══ Supplied entries

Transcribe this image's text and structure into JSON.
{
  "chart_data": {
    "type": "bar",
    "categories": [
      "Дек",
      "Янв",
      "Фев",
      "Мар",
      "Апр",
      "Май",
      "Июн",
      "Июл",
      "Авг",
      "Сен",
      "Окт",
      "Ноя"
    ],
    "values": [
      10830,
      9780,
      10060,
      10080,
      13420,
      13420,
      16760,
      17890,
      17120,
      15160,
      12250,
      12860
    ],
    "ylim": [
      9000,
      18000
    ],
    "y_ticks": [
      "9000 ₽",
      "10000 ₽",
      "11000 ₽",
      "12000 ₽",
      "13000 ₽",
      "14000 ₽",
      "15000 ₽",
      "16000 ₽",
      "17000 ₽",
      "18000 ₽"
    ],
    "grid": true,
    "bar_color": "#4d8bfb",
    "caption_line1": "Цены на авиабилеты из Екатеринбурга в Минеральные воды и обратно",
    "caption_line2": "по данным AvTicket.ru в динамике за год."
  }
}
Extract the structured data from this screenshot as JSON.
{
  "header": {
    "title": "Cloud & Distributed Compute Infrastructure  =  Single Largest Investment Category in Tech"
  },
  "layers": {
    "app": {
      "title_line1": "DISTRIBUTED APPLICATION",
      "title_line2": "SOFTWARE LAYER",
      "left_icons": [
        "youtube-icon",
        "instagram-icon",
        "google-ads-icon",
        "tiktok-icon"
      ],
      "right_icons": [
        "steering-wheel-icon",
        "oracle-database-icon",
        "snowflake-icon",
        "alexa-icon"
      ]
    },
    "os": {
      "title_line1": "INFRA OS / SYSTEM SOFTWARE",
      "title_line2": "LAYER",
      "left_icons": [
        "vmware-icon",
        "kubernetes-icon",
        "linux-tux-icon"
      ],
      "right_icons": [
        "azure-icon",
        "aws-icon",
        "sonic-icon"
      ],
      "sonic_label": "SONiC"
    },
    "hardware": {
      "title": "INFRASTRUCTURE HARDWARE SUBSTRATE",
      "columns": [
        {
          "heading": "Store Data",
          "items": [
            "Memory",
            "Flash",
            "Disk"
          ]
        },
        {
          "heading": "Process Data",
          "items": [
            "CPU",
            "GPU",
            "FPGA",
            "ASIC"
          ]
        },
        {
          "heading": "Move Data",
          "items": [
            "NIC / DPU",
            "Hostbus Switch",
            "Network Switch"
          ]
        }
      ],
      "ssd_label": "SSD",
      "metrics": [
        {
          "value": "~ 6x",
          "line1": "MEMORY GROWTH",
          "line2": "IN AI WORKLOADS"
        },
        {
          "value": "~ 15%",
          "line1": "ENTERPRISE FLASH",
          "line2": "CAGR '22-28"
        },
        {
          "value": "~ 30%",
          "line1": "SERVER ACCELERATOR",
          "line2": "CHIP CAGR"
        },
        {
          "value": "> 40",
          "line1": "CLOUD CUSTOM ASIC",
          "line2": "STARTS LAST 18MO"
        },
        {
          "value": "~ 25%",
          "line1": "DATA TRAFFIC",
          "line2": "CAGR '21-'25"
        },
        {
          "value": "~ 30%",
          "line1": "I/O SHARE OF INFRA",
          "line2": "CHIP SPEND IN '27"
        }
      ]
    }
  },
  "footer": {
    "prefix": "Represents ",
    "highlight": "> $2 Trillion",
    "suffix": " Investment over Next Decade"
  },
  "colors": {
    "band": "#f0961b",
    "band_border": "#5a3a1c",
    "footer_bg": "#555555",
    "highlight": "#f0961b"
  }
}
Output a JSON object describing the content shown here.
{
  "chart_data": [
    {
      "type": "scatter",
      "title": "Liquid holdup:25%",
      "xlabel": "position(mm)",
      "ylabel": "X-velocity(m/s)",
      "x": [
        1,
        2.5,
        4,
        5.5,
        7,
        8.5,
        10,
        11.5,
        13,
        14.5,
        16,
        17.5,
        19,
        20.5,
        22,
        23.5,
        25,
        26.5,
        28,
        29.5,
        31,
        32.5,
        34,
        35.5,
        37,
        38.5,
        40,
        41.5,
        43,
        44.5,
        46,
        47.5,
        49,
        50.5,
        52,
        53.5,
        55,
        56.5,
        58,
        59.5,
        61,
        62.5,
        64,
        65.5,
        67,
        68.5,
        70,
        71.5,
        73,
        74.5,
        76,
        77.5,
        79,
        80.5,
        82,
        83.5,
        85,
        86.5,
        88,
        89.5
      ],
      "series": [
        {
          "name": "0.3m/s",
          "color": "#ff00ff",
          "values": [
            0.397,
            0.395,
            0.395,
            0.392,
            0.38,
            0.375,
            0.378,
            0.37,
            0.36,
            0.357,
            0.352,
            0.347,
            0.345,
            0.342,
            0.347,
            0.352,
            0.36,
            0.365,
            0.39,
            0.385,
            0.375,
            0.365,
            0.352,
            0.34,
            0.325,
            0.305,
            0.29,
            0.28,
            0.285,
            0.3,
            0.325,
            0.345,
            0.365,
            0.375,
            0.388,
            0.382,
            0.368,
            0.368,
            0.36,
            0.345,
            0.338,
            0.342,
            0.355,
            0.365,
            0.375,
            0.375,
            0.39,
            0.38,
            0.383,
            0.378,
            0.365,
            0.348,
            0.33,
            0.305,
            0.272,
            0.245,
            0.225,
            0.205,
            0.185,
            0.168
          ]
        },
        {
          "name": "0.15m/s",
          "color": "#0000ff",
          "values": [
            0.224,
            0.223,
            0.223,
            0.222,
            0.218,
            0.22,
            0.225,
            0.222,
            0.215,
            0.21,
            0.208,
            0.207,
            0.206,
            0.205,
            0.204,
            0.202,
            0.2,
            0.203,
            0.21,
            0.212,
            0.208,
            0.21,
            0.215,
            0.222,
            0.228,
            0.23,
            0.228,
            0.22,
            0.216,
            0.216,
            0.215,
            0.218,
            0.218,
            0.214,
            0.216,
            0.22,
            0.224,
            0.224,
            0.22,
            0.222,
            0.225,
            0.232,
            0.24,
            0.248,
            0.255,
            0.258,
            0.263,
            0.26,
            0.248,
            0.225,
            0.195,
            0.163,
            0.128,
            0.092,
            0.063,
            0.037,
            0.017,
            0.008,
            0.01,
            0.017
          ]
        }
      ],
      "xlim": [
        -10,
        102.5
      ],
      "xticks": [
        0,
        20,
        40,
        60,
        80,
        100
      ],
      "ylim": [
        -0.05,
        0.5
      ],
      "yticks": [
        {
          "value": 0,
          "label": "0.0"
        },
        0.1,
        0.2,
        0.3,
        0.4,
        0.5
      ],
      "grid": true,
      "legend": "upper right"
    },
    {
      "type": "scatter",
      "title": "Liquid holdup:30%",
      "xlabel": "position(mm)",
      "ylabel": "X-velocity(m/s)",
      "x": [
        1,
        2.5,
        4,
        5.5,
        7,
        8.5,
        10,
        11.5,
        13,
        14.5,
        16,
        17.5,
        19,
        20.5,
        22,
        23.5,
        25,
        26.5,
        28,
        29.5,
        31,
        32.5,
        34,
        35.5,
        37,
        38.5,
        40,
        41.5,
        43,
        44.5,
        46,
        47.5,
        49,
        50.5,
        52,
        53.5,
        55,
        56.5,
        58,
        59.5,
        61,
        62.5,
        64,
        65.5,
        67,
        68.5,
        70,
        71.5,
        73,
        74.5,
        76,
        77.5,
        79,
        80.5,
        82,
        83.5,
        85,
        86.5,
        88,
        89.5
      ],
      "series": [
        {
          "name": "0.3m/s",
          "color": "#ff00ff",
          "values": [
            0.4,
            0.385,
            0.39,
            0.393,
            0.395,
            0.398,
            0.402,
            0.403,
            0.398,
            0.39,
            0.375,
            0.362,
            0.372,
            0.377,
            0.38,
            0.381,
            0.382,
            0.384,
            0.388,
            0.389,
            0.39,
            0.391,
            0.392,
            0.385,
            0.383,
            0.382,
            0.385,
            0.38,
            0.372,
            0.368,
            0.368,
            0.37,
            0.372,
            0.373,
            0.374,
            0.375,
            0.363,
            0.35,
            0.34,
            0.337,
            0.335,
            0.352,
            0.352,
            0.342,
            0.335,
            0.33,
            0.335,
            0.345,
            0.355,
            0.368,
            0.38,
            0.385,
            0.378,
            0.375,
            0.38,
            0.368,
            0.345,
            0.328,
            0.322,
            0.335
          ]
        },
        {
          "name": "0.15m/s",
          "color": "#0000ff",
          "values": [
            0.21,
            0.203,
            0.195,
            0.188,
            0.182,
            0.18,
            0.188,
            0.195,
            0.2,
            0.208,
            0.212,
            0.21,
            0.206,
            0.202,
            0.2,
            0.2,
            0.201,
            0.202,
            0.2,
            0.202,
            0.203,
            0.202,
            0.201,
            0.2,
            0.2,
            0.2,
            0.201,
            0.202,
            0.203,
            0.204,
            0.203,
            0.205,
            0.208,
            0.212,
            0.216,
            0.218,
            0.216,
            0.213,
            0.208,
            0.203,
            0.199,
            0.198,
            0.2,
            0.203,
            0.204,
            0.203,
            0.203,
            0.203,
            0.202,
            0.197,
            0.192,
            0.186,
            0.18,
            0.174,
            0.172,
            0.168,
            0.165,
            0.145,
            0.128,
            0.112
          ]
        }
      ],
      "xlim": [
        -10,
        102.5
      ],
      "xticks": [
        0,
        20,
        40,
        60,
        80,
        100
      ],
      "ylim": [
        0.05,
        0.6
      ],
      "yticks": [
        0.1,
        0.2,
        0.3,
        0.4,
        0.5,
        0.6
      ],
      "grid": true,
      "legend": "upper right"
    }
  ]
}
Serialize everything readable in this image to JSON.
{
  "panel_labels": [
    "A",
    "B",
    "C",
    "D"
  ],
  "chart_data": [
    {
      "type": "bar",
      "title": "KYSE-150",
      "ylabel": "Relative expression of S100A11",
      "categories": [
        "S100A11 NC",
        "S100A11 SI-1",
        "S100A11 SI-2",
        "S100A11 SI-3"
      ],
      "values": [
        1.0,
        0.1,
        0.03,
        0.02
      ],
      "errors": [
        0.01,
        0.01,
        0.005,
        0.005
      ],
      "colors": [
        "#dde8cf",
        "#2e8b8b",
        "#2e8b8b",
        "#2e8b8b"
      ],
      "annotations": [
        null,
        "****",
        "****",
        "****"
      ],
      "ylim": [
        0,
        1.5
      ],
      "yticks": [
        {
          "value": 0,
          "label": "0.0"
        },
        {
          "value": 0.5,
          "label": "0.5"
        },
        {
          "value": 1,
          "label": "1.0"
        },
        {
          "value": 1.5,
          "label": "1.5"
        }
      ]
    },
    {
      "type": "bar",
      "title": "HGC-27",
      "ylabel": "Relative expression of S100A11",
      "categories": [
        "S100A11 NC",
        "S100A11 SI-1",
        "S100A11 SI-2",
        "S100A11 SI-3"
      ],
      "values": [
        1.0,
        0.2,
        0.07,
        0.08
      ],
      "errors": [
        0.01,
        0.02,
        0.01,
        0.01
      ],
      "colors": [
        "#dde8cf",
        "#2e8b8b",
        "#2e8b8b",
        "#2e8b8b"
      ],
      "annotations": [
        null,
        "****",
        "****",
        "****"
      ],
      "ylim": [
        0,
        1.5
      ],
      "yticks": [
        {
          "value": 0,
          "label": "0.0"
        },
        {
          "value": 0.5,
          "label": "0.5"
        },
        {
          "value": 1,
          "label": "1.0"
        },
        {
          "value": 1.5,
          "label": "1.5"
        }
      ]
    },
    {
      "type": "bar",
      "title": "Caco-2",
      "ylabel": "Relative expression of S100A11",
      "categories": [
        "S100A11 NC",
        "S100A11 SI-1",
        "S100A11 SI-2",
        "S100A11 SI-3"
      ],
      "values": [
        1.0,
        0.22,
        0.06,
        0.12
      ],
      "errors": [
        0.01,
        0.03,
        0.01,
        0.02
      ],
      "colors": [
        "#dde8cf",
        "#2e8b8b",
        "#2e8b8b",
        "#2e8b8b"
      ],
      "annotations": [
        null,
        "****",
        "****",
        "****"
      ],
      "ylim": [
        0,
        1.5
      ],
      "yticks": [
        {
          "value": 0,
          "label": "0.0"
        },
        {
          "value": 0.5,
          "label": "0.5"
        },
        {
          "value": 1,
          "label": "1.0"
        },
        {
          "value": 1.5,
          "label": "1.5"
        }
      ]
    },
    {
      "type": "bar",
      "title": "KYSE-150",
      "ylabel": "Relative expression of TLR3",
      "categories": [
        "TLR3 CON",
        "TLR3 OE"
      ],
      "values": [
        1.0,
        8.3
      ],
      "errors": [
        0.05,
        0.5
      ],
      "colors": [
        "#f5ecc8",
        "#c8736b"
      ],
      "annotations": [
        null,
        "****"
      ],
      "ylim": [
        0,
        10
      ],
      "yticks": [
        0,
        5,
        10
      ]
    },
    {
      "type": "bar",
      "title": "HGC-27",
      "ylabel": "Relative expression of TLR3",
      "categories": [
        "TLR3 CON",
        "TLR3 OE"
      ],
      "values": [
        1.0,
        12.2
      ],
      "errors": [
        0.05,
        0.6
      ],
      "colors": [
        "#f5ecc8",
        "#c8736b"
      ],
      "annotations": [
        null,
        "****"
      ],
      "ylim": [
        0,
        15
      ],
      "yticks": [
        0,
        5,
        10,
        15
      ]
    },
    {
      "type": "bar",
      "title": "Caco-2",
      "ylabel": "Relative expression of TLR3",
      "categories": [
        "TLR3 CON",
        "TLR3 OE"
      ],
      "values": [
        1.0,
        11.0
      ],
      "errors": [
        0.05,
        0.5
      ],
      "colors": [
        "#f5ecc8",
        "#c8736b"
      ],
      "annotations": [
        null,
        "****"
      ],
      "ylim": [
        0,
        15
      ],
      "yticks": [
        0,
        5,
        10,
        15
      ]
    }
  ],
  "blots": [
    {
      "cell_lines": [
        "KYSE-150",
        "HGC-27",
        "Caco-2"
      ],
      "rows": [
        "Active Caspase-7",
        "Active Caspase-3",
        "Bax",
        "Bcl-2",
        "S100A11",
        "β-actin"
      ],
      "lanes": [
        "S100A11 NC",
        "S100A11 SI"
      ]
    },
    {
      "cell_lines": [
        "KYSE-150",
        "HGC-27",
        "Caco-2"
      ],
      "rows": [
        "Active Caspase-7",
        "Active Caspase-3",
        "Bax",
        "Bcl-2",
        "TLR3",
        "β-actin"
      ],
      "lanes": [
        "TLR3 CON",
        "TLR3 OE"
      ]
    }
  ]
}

════

What is the number of lines above that hold the string "Investment"? Answer with that number alone.

#### Result:
2